» **AUFGABENSTELLUNG**
(1) Nenne alle Personen, die laut dem Text über staatliche Repression bis Juni 1979 im Zuge der Fahndung erschossen wurden.
(2) Welches Amt bekleidet Otto Schily laut dem Text über staatliche Repression heute?
(3) Setze den Text über staatliche Repression nach seinem letzten Satz fort.

» **VORLIEGENDER TEXT**
****
Im Rahmen der Fahndung werden keine Gefangenen mehr gemacht, sondern quasi Hinrichtungen vollzogen. Bis Juni 1979 werden im Zuge der Fahndung drei Gesuchte erschossen: Willy Peter Stoll, Michael Knoll, Elisabeth von Dyck.

Und heute:

Die innere Faschisierung ist nicht einfach 1977 stehengeblieben. Sie wird auf allen Ebenen des Staatsapparates weiter vorangetrieben. Der Große Lauschangriff, flächendeckende Kameraüberwachung, die Einführung des §129b, ein Repressionsparagraph gegen den antiimperialistischen Widerstand, die Verfahren gegen die Zeitung Radikal, gegen die Autonome Antifa M, die faktische Abschaffung des Asylrechts.

Als Otto Schily in der SPD noch in Opposition war, war seine Ansicht, dass die Gesetze, die gegen die RAF und den Widerstand erlassen wurden, eingestellt gehören. Heute, als Innenminister, erlässt er ein Sicherheitspaket, ein rassistisches Zuwanderungsgesetz und Rasterfahndung nach dem 11.9. Nach dem 11. September findet der sogenannte Antiterrorkrieg nach Außen sein Gegenstück nach Innen: Ein Gesetz nach dem anderen wird durchgepeitscht. Das neue Zuwanderungsgesetz und das Otto-Schily-Sicherheitspaket. Ein neuer §129b zur Kriminalisierung von "ausländischen" Widerstandsgruppen, die Zusammenarbeit von Polizei und Geheimdiensten wird national, als auch innerhalb der Schengener-Grenzen, intensiviert. Umfassende DNA-Analysen gegen Menschen aus dem "linken" Spektrum. Fingerabdrücke und Gesichtsgeometrie in den Pässen von Nicht-EU-StaatsbürgerInnen.
****
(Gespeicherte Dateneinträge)

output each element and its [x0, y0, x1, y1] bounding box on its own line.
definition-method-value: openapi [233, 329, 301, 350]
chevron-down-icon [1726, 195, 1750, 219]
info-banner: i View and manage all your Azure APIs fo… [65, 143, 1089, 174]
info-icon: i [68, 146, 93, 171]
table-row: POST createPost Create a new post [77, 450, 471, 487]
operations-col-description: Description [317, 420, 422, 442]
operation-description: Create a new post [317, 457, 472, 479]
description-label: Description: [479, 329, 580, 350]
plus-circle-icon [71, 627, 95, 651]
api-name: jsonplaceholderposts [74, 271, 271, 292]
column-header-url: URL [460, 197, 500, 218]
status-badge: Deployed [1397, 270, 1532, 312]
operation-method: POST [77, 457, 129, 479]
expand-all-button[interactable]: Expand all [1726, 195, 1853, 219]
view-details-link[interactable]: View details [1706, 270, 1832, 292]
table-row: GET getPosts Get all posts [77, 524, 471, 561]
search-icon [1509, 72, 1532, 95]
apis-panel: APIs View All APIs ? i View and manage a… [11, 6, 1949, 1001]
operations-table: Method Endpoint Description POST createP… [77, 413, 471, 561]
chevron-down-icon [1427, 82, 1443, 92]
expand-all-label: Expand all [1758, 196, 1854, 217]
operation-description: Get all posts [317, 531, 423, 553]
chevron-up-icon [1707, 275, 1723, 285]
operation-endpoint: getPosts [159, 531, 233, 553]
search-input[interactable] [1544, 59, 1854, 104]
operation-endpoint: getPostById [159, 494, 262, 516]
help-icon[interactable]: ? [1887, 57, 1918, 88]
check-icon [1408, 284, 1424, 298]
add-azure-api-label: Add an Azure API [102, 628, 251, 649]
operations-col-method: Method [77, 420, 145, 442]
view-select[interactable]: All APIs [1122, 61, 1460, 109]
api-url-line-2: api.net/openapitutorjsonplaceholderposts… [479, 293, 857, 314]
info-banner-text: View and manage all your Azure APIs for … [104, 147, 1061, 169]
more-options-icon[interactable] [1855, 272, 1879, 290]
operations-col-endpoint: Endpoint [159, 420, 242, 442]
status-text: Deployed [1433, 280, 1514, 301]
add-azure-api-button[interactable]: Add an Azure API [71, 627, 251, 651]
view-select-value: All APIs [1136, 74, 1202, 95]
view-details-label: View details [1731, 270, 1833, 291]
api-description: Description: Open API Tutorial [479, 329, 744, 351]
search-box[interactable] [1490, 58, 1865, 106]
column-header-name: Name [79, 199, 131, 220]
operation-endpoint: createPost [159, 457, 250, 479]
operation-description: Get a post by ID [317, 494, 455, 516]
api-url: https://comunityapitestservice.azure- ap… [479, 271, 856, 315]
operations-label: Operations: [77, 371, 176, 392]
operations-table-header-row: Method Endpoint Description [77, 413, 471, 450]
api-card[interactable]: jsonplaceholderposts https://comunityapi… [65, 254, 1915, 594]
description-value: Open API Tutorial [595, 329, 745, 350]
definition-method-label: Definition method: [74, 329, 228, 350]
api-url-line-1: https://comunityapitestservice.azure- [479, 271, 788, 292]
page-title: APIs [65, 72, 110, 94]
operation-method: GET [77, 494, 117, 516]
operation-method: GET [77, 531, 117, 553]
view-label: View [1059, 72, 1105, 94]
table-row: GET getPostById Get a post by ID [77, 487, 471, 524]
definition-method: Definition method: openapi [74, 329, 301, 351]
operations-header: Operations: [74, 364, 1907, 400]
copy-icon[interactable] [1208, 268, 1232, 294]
****
» **ANTWORTEN**
(1) Willy Peter Stoll, Michael Knoll und Elisabeth von Dyck.

(2) Er ist Innenminister.

(3)
Der Krieg gegen den sogenannten Terrorismus nach Außen findet seine innenpolitische Entsprechung in einer Hochrüstung staatlicher Repressionsapparate, die sämtliche Entwicklungen der letzten Jahre in den Schatten stellt, sie sind die umfangreichsten Sicherheitsmaßnahmen der Nachkriegszeit. Beispiel: Lauschangriff, Notstandsgesetze in den '60ern, verdeckte Ermittler, Verfassungsschutz-Leute (V-Leute), Provokateure, die gibt es schon lange, für den ganz normalen alltäglichen Ausnahmezustand. Das hört sich nun sehr übertrieben an, aber ein Beispiel: Die Trennung von Polizei und Geheimdienst wird mit dem neuen Sicherheitspaket beendet. Diese Trennung war eine Erfahrung aus dem Nazi-Faschismus. Die GESTAPO war Polizei und Geheimdienst.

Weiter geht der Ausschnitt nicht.